--- BEGIN ---

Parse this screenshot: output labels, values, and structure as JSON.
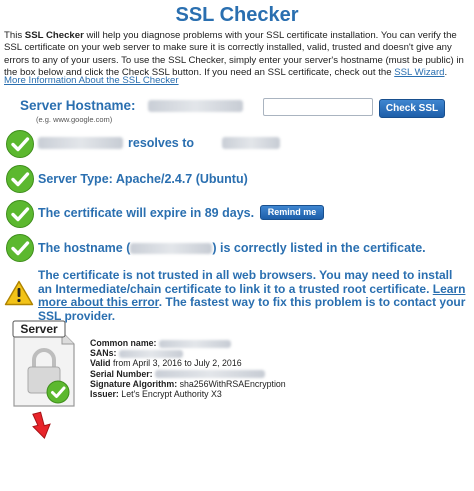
{
  "title": "SSL Checker",
  "intro": {
    "p1": "This ",
    "bold": "SSL Checker",
    "p2": " will help you diagnose problems with your SSL certificate installation. You can verify the SSL certificate on your web server to make sure it is correctly installed, valid, trusted and doesn't give any errors to any of your users. To use the SSL Checker, simply enter your server's hostname (must be public) in the box below and click the Check SSL button. If you need an SSL certificate, check out the ",
    "link": "SSL Wizard",
    "p3": "."
  },
  "more_link": "More Information About the SSL Checker",
  "host": {
    "label": "Server Hostname:",
    "example": "(e.g. www.google.com)",
    "check_button": "Check SSL"
  },
  "results": {
    "resolves": "resolves to",
    "server_type": "Server Type: Apache/2.4.7 (Ubuntu)",
    "expire": "The certificate will expire in 89 days.",
    "remind_button": "Remind me",
    "hostname_pre": "The hostname (",
    "hostname_post": ") is correctly listed in the certificate.",
    "warning_text": "The certificate is not trusted in all web browsers. You may need to install an Intermediate/chain certificate to link it to a trusted root certificate. ",
    "warning_link": "Learn more about this error",
    "warning_text2": ". The fastest way to fix this problem is to contact your SSL provider."
  },
  "cert": {
    "server_label": "Server",
    "common_name_label": "Common name:",
    "sans_label": "SANs:",
    "valid_label": "Valid",
    "valid_value": " from April 3, 2016 to July 2, 2016",
    "serial_label": "Serial Number:",
    "sig_label": "Signature Algorithm:",
    "sig_value": " sha256WithRSAEncryption",
    "issuer_label": "Issuer:",
    "issuer_value": " Let's Encrypt Authority X3"
  },
  "colors": {
    "accent": "#2a6fb0",
    "check": "#5cb82f",
    "warning": "#f2c318"
  }
}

--- END ---

**To do**: Identify each line holding the string "trusted", and copy it out.

**Full answer**:
    "p2": " will help you diagnose problems with your SSL certificate installation. You can verify the SSL certificate on your web server to make sure it is correctly installed, valid, trusted and doesn't give any errors to any of your users. To use the SSL Checker, simply enter your server's hostname (must be public) in the box below and click the Check SSL button. If you need an SSL certificate, check out the ",
    "warning_text": "The certificate is not trusted in all web browsers. You may need to install an Intermediate/chain certificate to link it to a trusted root certificate. ",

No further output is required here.